# INSTRUCTIONS FOR THE TASK:
Reproduce the lines without any changes, starting at the line that contains "site-header: 全国一体化在线政务服务平台 陕西政务服务网" and ending at the line that contains "col-header-rating: 星级 bbox=[810, 430, 1047, 467]", with both of those lines included.

Element boundary records
──────────────────────────────
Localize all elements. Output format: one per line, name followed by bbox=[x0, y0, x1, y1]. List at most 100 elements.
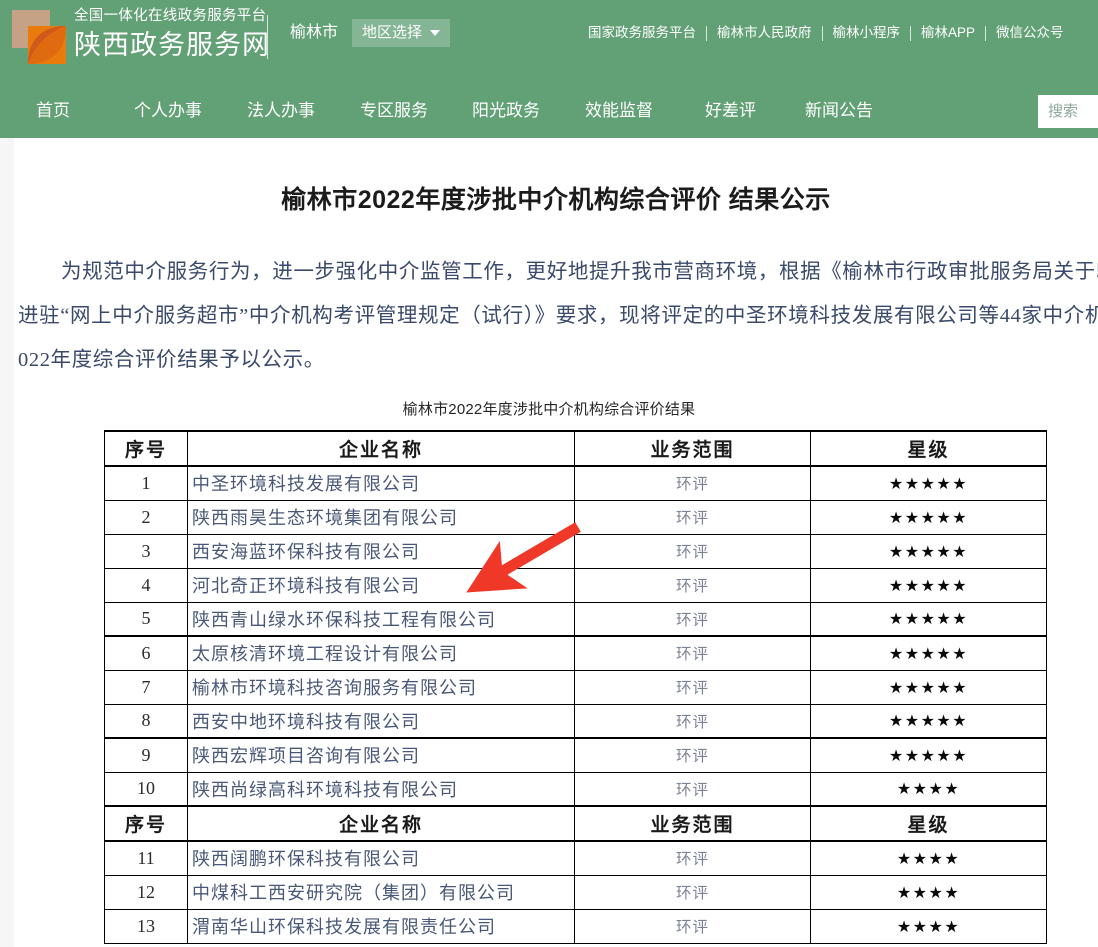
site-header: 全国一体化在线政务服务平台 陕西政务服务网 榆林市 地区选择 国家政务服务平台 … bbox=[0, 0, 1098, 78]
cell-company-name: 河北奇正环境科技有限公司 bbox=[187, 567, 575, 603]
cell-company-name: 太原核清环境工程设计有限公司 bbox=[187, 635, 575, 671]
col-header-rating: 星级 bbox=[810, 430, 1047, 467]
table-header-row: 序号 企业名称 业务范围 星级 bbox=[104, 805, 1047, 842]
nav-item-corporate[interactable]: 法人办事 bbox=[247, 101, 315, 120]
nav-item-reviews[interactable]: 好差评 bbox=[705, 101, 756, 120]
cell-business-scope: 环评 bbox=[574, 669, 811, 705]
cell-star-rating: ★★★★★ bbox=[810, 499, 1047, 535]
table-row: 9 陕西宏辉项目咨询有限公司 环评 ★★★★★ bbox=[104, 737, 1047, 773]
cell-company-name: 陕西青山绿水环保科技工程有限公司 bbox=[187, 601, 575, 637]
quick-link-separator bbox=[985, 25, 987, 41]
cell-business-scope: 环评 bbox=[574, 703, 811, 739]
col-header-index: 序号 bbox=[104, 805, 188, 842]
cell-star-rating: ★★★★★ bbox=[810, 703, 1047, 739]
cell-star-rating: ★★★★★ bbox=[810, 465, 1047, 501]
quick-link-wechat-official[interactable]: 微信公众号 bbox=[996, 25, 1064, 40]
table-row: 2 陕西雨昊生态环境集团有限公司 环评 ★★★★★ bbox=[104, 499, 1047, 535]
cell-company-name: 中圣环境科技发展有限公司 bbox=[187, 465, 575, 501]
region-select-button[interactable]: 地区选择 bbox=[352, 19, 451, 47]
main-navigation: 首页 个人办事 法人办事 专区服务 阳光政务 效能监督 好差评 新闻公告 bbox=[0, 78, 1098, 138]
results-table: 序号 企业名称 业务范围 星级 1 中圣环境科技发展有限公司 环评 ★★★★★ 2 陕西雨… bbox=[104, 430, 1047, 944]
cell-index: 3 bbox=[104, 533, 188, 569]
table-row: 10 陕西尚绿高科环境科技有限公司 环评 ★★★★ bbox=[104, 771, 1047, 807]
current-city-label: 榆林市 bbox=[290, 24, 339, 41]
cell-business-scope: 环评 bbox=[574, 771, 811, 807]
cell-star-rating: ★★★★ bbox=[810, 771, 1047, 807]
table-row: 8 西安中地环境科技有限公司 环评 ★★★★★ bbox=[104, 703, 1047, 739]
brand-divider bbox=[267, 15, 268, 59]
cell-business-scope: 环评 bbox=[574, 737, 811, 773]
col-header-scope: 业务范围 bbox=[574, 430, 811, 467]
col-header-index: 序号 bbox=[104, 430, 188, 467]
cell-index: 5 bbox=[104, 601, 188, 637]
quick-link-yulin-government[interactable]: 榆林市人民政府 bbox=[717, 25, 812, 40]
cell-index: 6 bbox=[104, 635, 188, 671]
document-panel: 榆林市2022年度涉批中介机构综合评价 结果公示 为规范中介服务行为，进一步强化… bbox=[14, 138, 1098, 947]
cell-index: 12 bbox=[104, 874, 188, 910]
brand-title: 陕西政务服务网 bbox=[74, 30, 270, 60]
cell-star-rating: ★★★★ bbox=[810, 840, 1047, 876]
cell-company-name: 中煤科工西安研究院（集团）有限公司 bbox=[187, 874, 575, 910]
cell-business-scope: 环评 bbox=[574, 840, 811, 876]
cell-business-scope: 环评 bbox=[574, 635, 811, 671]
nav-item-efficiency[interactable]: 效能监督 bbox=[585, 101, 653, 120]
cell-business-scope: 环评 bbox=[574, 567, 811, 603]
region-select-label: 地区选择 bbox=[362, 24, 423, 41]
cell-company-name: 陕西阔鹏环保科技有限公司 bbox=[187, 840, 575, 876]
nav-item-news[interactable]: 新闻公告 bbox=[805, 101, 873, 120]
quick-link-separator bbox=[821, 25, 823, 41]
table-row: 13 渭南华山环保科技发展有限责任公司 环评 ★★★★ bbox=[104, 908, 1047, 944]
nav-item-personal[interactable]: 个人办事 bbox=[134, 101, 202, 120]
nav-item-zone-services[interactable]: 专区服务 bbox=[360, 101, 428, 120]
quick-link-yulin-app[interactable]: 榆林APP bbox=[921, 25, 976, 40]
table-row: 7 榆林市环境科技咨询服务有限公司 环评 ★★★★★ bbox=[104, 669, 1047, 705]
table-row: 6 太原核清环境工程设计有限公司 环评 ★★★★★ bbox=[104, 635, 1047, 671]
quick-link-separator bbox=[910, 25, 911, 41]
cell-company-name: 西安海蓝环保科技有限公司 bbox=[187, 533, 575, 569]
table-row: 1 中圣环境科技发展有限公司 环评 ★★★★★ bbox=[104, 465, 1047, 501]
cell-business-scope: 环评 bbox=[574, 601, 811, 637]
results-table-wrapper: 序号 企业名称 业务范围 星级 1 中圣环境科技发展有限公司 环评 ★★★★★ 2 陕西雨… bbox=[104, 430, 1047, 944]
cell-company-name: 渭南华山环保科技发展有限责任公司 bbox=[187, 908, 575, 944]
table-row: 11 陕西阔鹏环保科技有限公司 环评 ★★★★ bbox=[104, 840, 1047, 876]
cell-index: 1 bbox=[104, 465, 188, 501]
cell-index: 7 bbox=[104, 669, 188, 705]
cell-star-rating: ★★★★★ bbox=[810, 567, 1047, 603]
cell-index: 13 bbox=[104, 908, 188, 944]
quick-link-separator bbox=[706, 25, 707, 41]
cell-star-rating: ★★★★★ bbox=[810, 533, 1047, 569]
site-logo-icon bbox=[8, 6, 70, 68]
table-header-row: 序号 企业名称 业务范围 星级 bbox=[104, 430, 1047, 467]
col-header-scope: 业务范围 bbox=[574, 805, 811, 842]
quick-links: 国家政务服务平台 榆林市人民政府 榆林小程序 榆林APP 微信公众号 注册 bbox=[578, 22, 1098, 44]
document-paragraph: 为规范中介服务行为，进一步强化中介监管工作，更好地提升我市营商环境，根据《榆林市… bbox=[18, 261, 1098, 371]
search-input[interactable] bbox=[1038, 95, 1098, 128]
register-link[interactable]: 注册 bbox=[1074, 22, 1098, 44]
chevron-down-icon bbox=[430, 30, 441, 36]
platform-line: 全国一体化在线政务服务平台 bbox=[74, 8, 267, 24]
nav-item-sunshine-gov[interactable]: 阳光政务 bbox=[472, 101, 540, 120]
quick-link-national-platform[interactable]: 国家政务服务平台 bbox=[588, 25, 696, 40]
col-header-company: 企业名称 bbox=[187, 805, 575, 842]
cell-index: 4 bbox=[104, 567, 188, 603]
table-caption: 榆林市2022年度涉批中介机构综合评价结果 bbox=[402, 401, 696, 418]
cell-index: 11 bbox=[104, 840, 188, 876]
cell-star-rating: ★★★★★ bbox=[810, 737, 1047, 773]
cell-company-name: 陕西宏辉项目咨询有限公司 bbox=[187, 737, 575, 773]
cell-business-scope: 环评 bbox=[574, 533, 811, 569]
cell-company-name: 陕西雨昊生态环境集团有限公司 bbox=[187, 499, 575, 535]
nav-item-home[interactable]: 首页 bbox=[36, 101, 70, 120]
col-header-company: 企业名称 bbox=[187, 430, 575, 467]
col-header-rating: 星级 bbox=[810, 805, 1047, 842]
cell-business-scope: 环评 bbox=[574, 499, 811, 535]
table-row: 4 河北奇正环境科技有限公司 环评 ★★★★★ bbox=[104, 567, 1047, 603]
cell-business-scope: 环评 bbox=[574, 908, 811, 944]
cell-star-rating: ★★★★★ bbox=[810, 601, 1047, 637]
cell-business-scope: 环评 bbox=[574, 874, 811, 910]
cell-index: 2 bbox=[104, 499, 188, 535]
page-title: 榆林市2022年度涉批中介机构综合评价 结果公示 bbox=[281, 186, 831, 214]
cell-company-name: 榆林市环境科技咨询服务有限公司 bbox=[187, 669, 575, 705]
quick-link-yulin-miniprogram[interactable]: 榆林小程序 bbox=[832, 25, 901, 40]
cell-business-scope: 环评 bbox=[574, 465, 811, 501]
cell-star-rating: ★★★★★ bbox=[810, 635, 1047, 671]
──────────────────────────────
# SOLUTION TO THIS TASK:
site-header: 全国一体化在线政务服务平台 陕西政务服务网 榆林市 地区选择 国家政务服务平台 … bbox=[0, 0, 1098, 78]
cell-company-name: 河北奇正环境科技有限公司 bbox=[187, 567, 575, 603]
cell-company-name: 太原核清环境工程设计有限公司 bbox=[187, 635, 575, 671]
col-header-rating: 星级 bbox=[810, 430, 1047, 467]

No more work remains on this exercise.